> [EXERCISE AIM] All of the material below is to be restated word for word, apart from the pictures.

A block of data
☆ ☆ ☆ ☆
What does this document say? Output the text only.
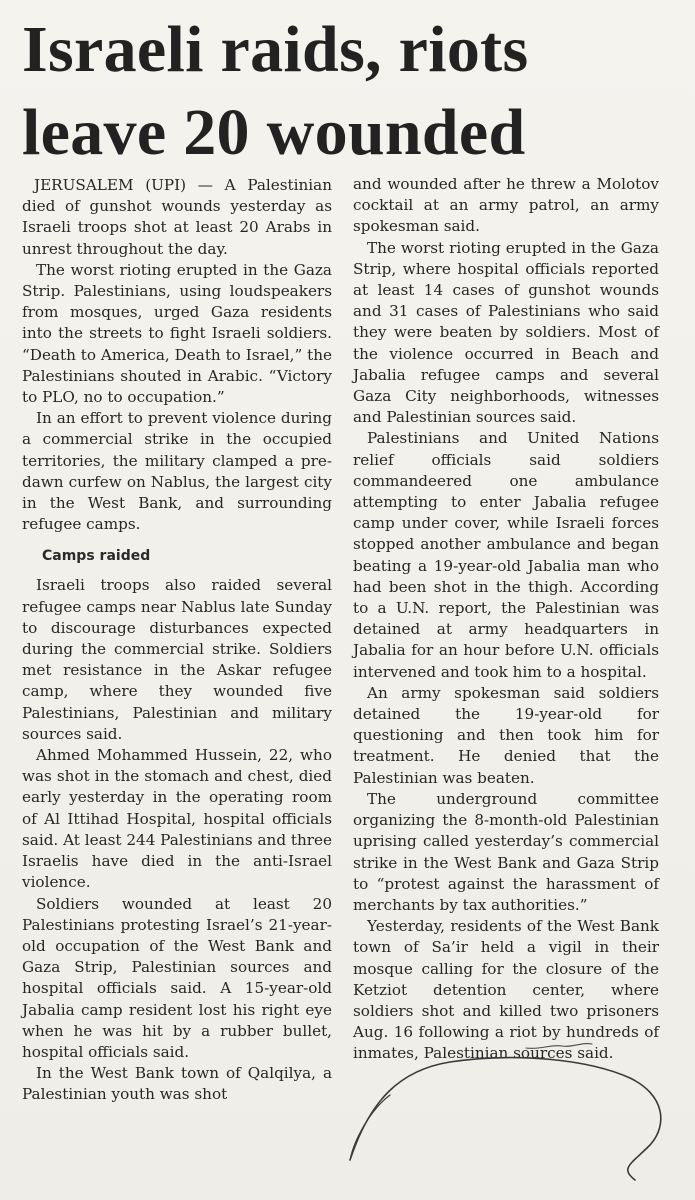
Israeli raids, riots
leave 20 wounded

JERUSALEM (UPI) — A Palestinian died of gunshot wounds yesterday as Israeli troops shot at least 20 Arabs in unrest throughout the day.

The worst rioting erupted in the Gaza Strip. Palestinians, using loudspeakers from mosques, urged Gaza residents into the streets to fight Israeli soldiers. “Death to America, Death to Israel,” the Palestinians shouted in Arabic. “Victory to PLO, no to occupation.”

In an effort to prevent violence during a commercial strike in the occupied territories, the military clamped a pre-dawn curfew on Nablus, the largest city in the West Bank, and surrounding refugee camps.

Camps raided

Israeli troops also raided several refugee camps near Nablus late Sunday to discourage disturbances expected during the commercial strike. Soldiers met resistance in the Askar refugee camp, where they wounded five Palestinians, Palestinian and military sources said.

Ahmed Mohammed Hussein, 22, who was shot in the stomach and chest, died early yesterday in the operating room of Al Ittihad Hospital, hospital officials said. At least 244 Palestinians and three Israelis have died in the anti-Israel violence.

Soldiers wounded at least 20 Palestinians protesting Israel’s 21-year-old occupation of the West Bank and Gaza Strip, Palestinian sources and hospital officials said. A 15-year-old Jabalia camp resident lost his right eye when he was hit by a rubber bullet, hospital officials said.

In the West Bank town of Qalqilya, a Palestinian youth was shot

and wounded after he threw a Molotov cocktail at an army patrol, an army spokesman said.

The worst rioting erupted in the Gaza Strip, where hospital officials reported at least 14 cases of gunshot wounds and 31 cases of Palestinians who said they were beaten by soldiers. Most of the violence occurred in Beach and Jabalia refugee camps and several Gaza City neighborhoods, witnesses and Palestinian sources said.

Palestinians and United Nations relief officials said soldiers commandeered one ambulance attempting to enter Jabalia refugee camp under cover, while Israeli forces stopped another ambulance and began beating a 19-year-old Jabalia man who had been shot in the thigh. According to a U.N. report, the Palestinian was detained at army headquarters in Jabalia for an hour before U.N. officials intervened and took him to a hospital.

An army spokesman said soldiers detained the 19-year-old for questioning and then took him for treatment. He denied that the Palestinian was beaten.

The underground committee organizing the 8-month-old Palestinian uprising called yesterday’s commercial strike in the West Bank and Gaza Strip to “protest against the harassment of merchants by tax authorities.”

Yesterday, residents of the West Bank town of Sa’ir held a vigil in their mosque calling for the closure of the Ketziot detention center, where soldiers shot and killed two prisoners Aug. 16 following a riot by hundreds of inmates, Palestinian sources said.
☆ ☆ ☆ ☆
> [IN RESPONSE]
What does this document say? Output the text only.
Israeli raids, riots
leave 20 wounded

JERUSALEM (UPI) — A Palestinian died of gunshot wounds yesterday as Israeli troops shot at least 20 Arabs in unrest throughout the day.

The worst rioting erupted in the Gaza Strip. Palestinians, using loudspeakers from mosques, urged Gaza residents into the streets to fight Israeli soldiers. “Death to America, Death to Israel,” the Palestinians shouted in Arabic. “Victory to PLO, no to occupation.”

In an effort to prevent violence during a commercial strike in the occupied territories, the military clamped a pre-dawn curfew on Nablus, the largest city in the West Bank, and surrounding refugee camps.

Camps raided

Israeli troops also raided several refugee camps near Nablus late Sunday to discourage disturbances expected during the commercial strike. Soldiers met resistance in the Askar refugee camp, where they wounded five Palestinians, Palestinian and military sources said.

Ahmed Mohammed Hussein, 22, who was shot in the stomach and chest, died early yesterday in the operating room of Al Ittihad Hospital, hospital officials said. At least 244 Palestinians and three Israelis have died in the anti-Israel violence.

Soldiers wounded at least 20 Palestinians protesting Israel’s 21-year-old occupation of the West Bank and Gaza Strip, Palestinian sources and hospital officials said. A 15-year-old Jabalia camp resident lost his right eye when he was hit by a rubber bullet, hospital officials said.

In the West Bank town of Qalqilya, a Palestinian youth was shot

and wounded after he threw a Molotov cocktail at an army patrol, an army spokesman said.

The worst rioting erupted in the Gaza Strip, where hospital officials reported at least 14 cases of gunshot wounds and 31 cases of Palestinians who said they were beaten by soldiers. Most of the violence occurred in Beach and Jabalia refugee camps and several Gaza City neighborhoods, witnesses and Palestinian sources said.

Palestinians and United Nations relief officials said soldiers commandeered one ambulance attempting to enter Jabalia refugee camp under cover, while Israeli forces stopped another ambulance and began beating a 19-year-old Jabalia man who had been shot in the thigh. According to a U.N. report, the Palestinian was detained at army headquarters in Jabalia for an hour before U.N. officials intervened and took him to a hospital.

An army spokesman said soldiers detained the 19-year-old for questioning and then took him for treatment. He denied that the Palestinian was beaten.

The underground committee organizing the 8-month-old Palestinian uprising called yesterday’s commercial strike in the West Bank and Gaza Strip to “protest against the harassment of merchants by tax authorities.”

Yesterday, residents of the West Bank town of Sa’ir held a vigil in their mosque calling for the closure of the Ketziot detention center, where soldiers shot and killed two prisoners Aug. 16 following a riot by hundreds of inmates, Palestinian sources said.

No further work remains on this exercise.